> [Required task] Locate every line in the entries below that contains the string "watts", and copy each such line in full. Matching is case-sensitive.

> [Listings of element locations]
※ ※ ※

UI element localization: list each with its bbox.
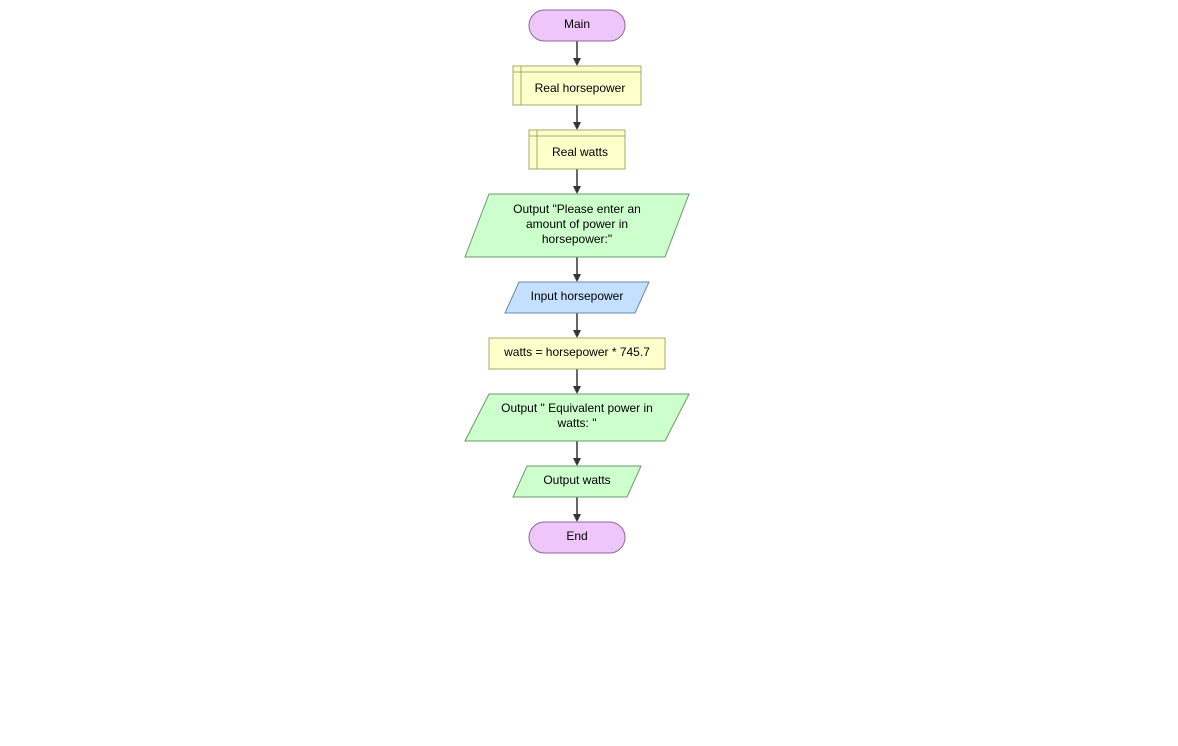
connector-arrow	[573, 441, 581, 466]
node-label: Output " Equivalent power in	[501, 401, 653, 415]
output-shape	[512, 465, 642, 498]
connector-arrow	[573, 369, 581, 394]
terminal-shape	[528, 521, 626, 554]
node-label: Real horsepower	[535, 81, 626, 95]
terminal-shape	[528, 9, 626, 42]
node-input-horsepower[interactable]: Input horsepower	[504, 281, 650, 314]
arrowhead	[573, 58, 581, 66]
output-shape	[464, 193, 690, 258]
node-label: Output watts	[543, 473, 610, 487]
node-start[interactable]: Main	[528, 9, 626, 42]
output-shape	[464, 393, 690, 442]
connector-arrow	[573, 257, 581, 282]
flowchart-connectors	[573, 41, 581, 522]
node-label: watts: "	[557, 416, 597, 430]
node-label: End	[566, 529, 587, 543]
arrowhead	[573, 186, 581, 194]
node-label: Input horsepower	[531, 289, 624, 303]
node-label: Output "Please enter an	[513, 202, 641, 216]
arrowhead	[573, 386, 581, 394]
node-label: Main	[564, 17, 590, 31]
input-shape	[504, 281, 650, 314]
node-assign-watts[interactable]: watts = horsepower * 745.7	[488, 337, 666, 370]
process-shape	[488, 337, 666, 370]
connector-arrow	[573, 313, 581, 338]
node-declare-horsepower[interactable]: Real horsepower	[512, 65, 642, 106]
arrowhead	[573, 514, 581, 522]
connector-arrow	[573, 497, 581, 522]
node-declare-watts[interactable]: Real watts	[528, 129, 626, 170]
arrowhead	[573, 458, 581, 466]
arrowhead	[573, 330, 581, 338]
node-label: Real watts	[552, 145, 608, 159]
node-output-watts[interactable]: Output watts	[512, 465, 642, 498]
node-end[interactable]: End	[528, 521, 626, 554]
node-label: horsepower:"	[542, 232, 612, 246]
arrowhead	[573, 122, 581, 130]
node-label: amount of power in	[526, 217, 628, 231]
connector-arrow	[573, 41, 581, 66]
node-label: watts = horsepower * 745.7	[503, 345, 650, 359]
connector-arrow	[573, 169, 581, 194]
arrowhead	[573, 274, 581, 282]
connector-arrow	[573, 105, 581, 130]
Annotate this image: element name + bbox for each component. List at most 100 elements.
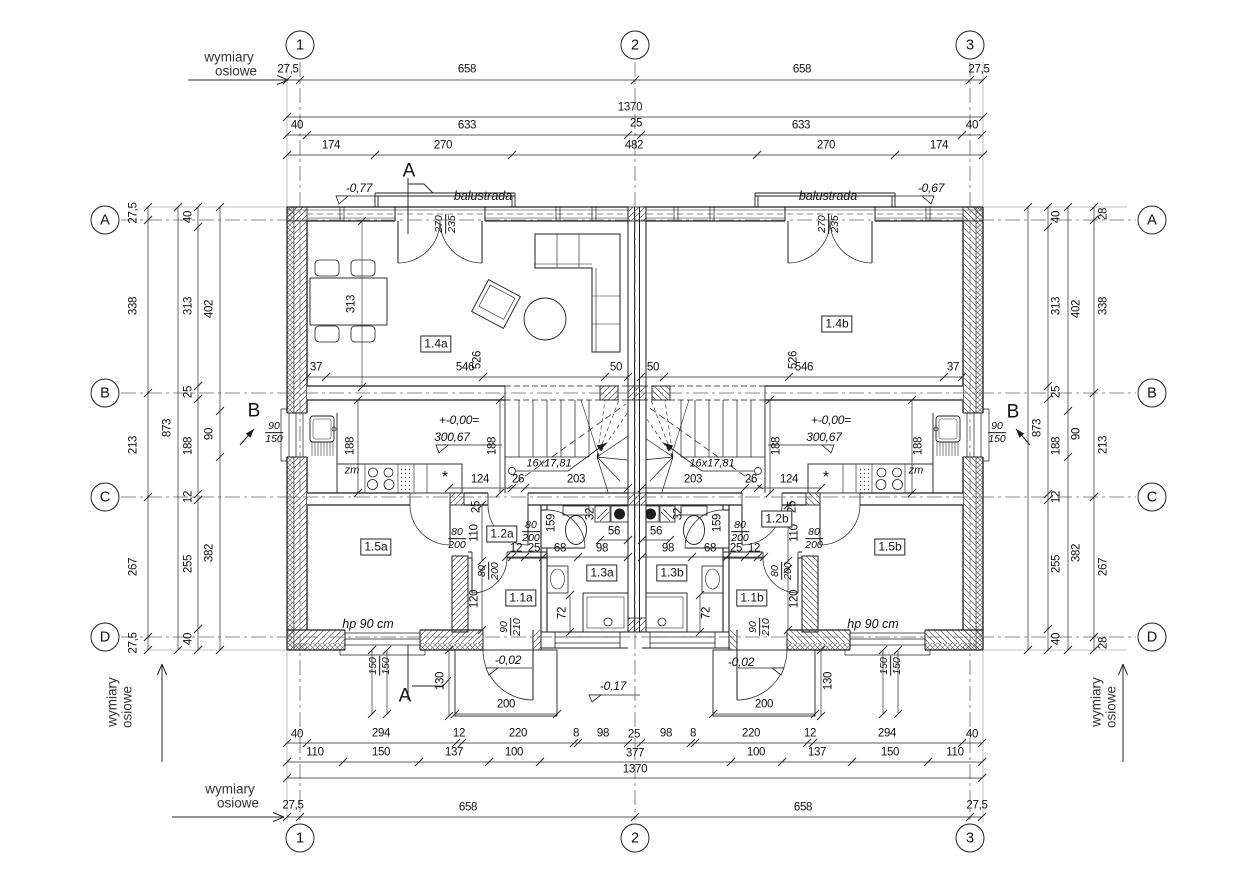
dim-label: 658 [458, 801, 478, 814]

※ ※ ※

> [Answer to this exercise]
node-label: Output watts	[543, 473, 610, 487]
node-label: watts: "	[557, 416, 597, 430]
node-assign-watts[interactable]: watts = horsepower * 745.7	[488, 337, 666, 370]
node-declare-watts[interactable]: Real watts	[528, 129, 626, 170]
node-label: Real watts	[552, 145, 608, 159]
node-output-watts[interactable]: Output watts	[512, 465, 642, 498]
node-label: watts = horsepower * 745.7	[503, 345, 650, 359]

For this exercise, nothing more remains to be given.